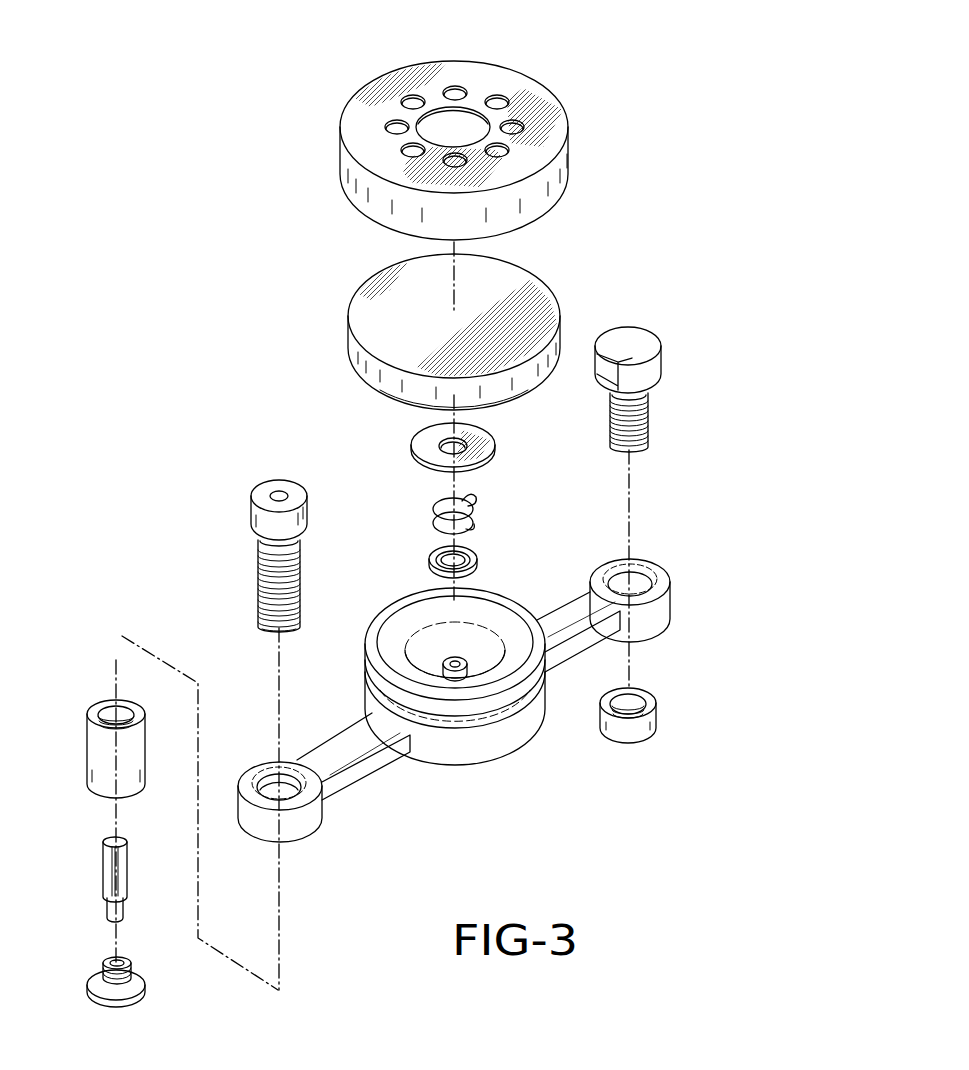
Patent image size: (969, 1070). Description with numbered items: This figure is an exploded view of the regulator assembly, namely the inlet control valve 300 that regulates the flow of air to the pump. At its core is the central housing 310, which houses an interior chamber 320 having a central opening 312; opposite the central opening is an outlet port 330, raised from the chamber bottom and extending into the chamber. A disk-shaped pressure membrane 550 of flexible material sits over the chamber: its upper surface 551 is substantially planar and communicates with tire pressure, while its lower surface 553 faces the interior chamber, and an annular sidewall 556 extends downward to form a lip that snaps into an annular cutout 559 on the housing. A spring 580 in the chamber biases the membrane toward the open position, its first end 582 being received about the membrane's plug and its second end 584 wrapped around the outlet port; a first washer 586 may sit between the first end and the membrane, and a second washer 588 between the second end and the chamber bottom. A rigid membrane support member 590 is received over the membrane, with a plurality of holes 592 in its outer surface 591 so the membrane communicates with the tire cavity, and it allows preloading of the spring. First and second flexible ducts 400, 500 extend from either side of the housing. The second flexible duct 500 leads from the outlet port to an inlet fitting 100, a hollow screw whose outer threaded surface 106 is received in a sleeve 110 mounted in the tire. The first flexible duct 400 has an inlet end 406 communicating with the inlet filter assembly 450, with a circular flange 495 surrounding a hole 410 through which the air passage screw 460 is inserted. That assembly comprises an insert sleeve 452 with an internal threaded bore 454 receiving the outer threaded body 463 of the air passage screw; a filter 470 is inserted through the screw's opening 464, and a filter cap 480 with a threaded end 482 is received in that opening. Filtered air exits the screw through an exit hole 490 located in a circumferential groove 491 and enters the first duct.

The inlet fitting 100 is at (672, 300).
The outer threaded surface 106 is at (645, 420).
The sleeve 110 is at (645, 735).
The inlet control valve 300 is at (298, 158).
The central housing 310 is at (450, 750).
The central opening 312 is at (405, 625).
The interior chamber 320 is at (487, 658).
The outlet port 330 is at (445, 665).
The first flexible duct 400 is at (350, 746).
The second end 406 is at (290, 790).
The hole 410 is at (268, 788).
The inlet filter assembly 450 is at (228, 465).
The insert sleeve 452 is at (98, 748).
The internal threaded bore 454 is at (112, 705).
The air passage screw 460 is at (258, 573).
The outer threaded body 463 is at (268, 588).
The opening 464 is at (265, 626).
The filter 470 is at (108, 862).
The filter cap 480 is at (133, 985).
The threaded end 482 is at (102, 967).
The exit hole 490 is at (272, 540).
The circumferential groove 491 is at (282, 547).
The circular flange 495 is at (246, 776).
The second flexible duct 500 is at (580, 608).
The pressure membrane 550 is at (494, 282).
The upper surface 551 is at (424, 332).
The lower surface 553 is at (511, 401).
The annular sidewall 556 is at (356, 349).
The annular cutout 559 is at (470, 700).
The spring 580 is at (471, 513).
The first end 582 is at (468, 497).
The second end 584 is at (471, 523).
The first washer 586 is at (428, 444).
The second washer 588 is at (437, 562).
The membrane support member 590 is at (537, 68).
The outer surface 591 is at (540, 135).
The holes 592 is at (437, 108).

━━━━━━━━

Copy all of the material above word for word, leaving out the picture.

» Output
Patent image size: (969, 1070). Description with numbered items: This figure is an exploded view of the regulator assembly, namely the inlet control valve 300 that regulates the flow of air to the pump. At its core is the central housing 310, which houses an interior chamber 320 having a central opening 312; opposite the central opening is an outlet port 330, raised from the chamber bottom and extending into the chamber. A disk-shaped pressure membrane 550 of flexible material sits over the chamber: its upper surface 551 is substantially planar and communicates with tire pressure, while its lower surface 553 faces the interior chamber, and an annular sidewall 556 extends downward to form a lip that snaps into an annular cutout 559 on the housing. A spring 580 in the chamber biases the membrane toward the open position, its first end 582 being received about the membrane's plug and its second end 584 wrapped around the outlet port; a first washer 586 may sit between the first end and the membrane, and a second washer 588 between the second end and the chamber bottom. A rigid membrane support member 590 is received over the membrane, with a plurality of holes 592 in its outer surface 591 so the membrane communicates with the tire cavity, and it allows preloading of the spring. First and second flexible ducts 400, 500 extend from either side of the housing. The second flexible duct 500 leads from the outlet port to an inlet fitting 100, a hollow screw whose outer threaded surface 106 is received in a sleeve 110 mounted in the tire. The first flexible duct 400 has an inlet end 406 communicating with the inlet filter assembly 450, with a circular flange 495 surrounding a hole 410 through which the air passage screw 460 is inserted. That assembly comprises an insert sleeve 452 with an internal threaded bore 454 receiving the outer threaded body 463 of the air passage screw; a filter 470 is inserted through the screw's opening 464, and a filter cap 480 with a threaded end 482 is received in that opening. Filtered air exits the screw through an exit hole 490 located in a circumferential groove 491 and enters the first duct.

The inlet fitting 100 is at (672, 300).
The outer threaded surface 106 is at (645, 420).
The sleeve 110 is at (645, 735).
The inlet control valve 300 is at (298, 158).
The central housing 310 is at (450, 750).
The central opening 312 is at (405, 625).
The interior chamber 320 is at (487, 658).
The outlet port 330 is at (445, 665).
The first flexible duct 400 is at (350, 746).
The second end 406 is at (290, 790).
The hole 410 is at (268, 788).
The inlet filter assembly 450 is at (228, 465).
The insert sleeve 452 is at (98, 748).
The internal threaded bore 454 is at (112, 705).
The air passage screw 460 is at (258, 573).
The outer threaded body 463 is at (268, 588).
The opening 464 is at (265, 626).
The filter 470 is at (108, 862).
The filter cap 480 is at (133, 985).
The threaded end 482 is at (102, 967).
The exit hole 490 is at (272, 540).
The circumferential groove 491 is at (282, 547).
The circular flange 495 is at (246, 776).
The second flexible duct 500 is at (580, 608).
The pressure membrane 550 is at (494, 282).
The upper surface 551 is at (424, 332).
The lower surface 553 is at (511, 401).
The annular sidewall 556 is at (356, 349).
The annular cutout 559 is at (470, 700).
The spring 580 is at (471, 513).
The first end 582 is at (468, 497).
The second end 584 is at (471, 523).
The first washer 586 is at (428, 444).
The second washer 588 is at (437, 562).
The membrane support member 590 is at (537, 68).
The outer surface 591 is at (540, 135).
The holes 592 is at (437, 108).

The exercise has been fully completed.